Exercise:
Give all of the lines again exactly as they read.

Excerpt from a dataset:
##########

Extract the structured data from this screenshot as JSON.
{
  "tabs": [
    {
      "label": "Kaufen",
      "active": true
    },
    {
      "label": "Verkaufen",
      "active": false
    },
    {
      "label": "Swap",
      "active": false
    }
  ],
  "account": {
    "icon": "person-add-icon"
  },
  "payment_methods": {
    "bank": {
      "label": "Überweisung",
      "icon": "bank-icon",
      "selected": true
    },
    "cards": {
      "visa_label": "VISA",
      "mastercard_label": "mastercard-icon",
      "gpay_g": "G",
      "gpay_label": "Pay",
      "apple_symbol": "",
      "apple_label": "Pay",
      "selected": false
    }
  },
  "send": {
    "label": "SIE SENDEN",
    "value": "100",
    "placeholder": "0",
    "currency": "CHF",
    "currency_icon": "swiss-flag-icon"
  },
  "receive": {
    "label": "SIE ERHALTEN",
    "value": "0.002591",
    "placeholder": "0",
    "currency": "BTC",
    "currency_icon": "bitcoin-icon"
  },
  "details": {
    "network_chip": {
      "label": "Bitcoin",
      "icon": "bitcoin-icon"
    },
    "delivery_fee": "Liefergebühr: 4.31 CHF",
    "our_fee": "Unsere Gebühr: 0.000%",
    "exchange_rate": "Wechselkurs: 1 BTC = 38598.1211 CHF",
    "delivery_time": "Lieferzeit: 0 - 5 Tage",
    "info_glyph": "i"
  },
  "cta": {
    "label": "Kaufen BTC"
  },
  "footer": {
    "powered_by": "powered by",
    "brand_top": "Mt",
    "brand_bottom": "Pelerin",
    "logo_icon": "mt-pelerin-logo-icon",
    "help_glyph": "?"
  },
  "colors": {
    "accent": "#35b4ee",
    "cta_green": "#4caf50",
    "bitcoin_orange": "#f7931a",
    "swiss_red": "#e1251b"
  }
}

##########

The answer:
Extract the structured data from this screenshot as JSON.
{
  "tabs": [
    {
      "label": "Kaufen",
      "active": true
    },
    {
      "label": "Verkaufen",
      "active": false
    },
    {
      "label": "Swap",
      "active": false
    }
  ],
  "account": {
    "icon": "person-add-icon"
  },
  "payment_methods": {
    "bank": {
      "label": "Überweisung",
      "icon": "bank-icon",
      "selected": true
    },
    "cards": {
      "visa_label": "VISA",
      "mastercard_label": "mastercard-icon",
      "gpay_g": "G",
      "gpay_label": "Pay",
      "apple_symbol": "",
      "apple_label": "Pay",
      "selected": false
    }
  },
  "send": {
    "label": "SIE SENDEN",
    "value": "100",
    "placeholder": "0",
    "currency": "CHF",
    "currency_icon": "swiss-flag-icon"
  },
  "receive": {
    "label": "SIE ERHALTEN",
    "value": "0.002591",
    "placeholder": "0",
    "currency": "BTC",
    "currency_icon": "bitcoin-icon"
  },
  "details": {
    "network_chip": {
      "label": "Bitcoin",
      "icon": "bitcoin-icon"
    },
    "delivery_fee": "Liefergebühr: 4.31 CHF",
    "our_fee": "Unsere Gebühr: 0.000%",
    "exchange_rate": "Wechselkurs: 1 BTC = 38598.1211 CHF",
    "delivery_time": "Lieferzeit: 0 - 5 Tage",
    "info_glyph": "i"
  },
  "cta": {
    "label": "Kaufen BTC"
  },
  "footer": {
    "powered_by": "powered by",
    "brand_top": "Mt",
    "brand_bottom": "Pelerin",
    "logo_icon": "mt-pelerin-logo-icon",
    "help_glyph": "?"
  },
  "colors": {
    "accent": "#35b4ee",
    "cta_green": "#4caf50",
    "bitcoin_orange": "#f7931a",
    "swiss_red": "#e1251b"
  }
}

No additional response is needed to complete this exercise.